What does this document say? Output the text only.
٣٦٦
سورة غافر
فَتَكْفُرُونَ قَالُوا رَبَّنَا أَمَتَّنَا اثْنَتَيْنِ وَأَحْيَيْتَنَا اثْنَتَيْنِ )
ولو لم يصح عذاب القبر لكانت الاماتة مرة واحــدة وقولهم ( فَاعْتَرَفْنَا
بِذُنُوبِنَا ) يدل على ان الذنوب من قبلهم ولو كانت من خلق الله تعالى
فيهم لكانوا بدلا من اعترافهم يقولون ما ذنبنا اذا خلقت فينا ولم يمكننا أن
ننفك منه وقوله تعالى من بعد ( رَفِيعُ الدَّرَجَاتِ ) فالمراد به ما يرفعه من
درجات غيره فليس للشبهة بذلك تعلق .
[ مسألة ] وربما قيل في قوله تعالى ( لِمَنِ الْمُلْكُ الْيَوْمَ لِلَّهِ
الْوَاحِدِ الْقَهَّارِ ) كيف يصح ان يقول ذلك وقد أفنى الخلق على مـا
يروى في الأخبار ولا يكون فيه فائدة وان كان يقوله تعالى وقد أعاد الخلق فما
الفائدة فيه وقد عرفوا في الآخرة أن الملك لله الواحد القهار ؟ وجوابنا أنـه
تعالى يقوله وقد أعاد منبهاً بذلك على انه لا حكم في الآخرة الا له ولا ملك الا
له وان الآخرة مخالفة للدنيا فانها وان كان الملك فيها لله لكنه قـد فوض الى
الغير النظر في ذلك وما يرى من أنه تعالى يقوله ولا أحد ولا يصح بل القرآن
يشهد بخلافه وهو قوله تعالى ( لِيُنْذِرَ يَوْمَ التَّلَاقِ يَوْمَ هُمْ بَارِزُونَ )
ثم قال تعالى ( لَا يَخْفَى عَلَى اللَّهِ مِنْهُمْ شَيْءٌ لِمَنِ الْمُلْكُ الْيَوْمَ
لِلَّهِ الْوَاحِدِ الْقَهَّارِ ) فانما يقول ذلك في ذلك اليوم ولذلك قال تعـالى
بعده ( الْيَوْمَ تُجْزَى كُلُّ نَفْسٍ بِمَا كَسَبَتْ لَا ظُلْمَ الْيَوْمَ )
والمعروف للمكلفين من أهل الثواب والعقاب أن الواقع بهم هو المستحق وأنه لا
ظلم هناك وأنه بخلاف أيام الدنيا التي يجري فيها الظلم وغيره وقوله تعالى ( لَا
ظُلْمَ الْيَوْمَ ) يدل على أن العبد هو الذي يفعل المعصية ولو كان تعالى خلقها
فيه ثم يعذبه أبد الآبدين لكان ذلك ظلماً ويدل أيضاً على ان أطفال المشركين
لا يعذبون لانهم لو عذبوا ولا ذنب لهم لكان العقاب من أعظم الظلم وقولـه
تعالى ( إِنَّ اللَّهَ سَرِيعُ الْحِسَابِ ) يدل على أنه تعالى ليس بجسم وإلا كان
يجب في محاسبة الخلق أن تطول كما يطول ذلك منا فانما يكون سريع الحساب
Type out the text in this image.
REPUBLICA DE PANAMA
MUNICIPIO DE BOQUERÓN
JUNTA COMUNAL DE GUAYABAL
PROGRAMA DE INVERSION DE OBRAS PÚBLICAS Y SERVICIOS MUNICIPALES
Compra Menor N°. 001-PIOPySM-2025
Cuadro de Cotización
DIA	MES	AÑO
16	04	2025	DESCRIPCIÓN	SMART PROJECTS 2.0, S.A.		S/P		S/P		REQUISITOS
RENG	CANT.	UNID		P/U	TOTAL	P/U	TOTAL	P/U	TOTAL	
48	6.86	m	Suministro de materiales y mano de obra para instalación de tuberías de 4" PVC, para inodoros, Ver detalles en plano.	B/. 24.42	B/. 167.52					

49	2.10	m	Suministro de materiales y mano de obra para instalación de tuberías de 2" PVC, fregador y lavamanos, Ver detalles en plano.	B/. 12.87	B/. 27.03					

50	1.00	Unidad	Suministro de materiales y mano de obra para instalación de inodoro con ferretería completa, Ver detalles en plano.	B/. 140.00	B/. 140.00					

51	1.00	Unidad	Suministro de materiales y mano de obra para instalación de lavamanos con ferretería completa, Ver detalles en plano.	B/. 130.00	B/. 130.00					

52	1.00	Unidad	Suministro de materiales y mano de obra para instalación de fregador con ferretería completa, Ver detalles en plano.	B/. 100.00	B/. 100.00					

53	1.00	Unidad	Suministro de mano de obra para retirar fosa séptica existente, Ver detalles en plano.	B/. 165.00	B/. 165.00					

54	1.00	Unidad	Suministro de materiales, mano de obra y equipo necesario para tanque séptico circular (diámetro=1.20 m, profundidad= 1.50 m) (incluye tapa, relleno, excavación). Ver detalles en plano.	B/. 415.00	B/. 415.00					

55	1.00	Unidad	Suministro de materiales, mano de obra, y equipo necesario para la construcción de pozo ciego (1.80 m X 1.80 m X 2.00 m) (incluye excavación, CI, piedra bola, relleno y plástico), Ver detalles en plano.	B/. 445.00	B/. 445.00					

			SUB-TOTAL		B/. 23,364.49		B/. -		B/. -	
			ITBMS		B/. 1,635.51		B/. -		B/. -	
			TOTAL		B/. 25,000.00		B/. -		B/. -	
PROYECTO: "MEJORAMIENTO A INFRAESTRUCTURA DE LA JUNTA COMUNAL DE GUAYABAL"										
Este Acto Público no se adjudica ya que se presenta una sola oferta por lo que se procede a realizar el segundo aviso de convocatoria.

_ _ _ _ _ _ _

#### What to produce
Return every line of the preceding records in which the word "فيها" appears.

#### Written response
له وان الآخرة مخالفة للدنيا فانها وان كان الملك فيها لله لكنه قـد فوض الى
ظلم هناك وأنه بخلاف أيام الدنيا التي يجري فيها الظلم وغيره وقوله تعالى ( لَا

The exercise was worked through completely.